**Input:**
*-*-*

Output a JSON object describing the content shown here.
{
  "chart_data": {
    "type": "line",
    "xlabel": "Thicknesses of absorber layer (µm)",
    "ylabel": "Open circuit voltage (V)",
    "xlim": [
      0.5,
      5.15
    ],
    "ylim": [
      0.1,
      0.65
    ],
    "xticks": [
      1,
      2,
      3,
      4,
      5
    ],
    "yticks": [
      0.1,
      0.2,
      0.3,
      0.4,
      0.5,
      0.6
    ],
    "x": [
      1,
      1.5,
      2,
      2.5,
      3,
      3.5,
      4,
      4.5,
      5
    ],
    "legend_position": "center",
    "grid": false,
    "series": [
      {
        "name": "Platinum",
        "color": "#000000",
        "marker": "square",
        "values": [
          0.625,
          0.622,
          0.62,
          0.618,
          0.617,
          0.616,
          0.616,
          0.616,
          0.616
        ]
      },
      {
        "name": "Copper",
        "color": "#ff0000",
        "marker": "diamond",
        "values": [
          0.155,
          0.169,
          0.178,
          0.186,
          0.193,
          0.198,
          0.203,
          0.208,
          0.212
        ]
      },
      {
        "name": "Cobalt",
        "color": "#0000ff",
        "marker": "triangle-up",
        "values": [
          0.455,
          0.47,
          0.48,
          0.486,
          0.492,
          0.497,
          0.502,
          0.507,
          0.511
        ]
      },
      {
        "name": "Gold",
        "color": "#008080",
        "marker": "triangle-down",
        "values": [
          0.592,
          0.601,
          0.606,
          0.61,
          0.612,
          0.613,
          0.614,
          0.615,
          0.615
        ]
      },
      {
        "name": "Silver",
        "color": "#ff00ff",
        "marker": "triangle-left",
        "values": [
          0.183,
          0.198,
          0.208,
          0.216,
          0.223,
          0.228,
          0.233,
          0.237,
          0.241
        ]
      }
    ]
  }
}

*-*-*

**Stated problem:**
Output the whole listing above again, word for word.

**Answer:**
Output a JSON object describing the content shown here.
{
  "chart_data": {
    "type": "line",
    "xlabel": "Thicknesses of absorber layer (µm)",
    "ylabel": "Open circuit voltage (V)",
    "xlim": [
      0.5,
      5.15
    ],
    "ylim": [
      0.1,
      0.65
    ],
    "xticks": [
      1,
      2,
      3,
      4,
      5
    ],
    "yticks": [
      0.1,
      0.2,
      0.3,
      0.4,
      0.5,
      0.6
    ],
    "x": [
      1,
      1.5,
      2,
      2.5,
      3,
      3.5,
      4,
      4.5,
      5
    ],
    "legend_position": "center",
    "grid": false,
    "series": [
      {
        "name": "Platinum",
        "color": "#000000",
        "marker": "square",
        "values": [
          0.625,
          0.622,
          0.62,
          0.618,
          0.617,
          0.616,
          0.616,
          0.616,
          0.616
        ]
      },
      {
        "name": "Copper",
        "color": "#ff0000",
        "marker": "diamond",
        "values": [
          0.155,
          0.169,
          0.178,
          0.186,
          0.193,
          0.198,
          0.203,
          0.208,
          0.212
        ]
      },
      {
        "name": "Cobalt",
        "color": "#0000ff",
        "marker": "triangle-up",
        "values": [
          0.455,
          0.47,
          0.48,
          0.486,
          0.492,
          0.497,
          0.502,
          0.507,
          0.511
        ]
      },
      {
        "name": "Gold",
        "color": "#008080",
        "marker": "triangle-down",
        "values": [
          0.592,
          0.601,
          0.606,
          0.61,
          0.612,
          0.613,
          0.614,
          0.615,
          0.615
        ]
      },
      {
        "name": "Silver",
        "color": "#ff00ff",
        "marker": "triangle-left",
        "values": [
          0.183,
          0.198,
          0.208,
          0.216,
          0.223,
          0.228,
          0.233,
          0.237,
          0.241
        ]
      }
    ]
  }
}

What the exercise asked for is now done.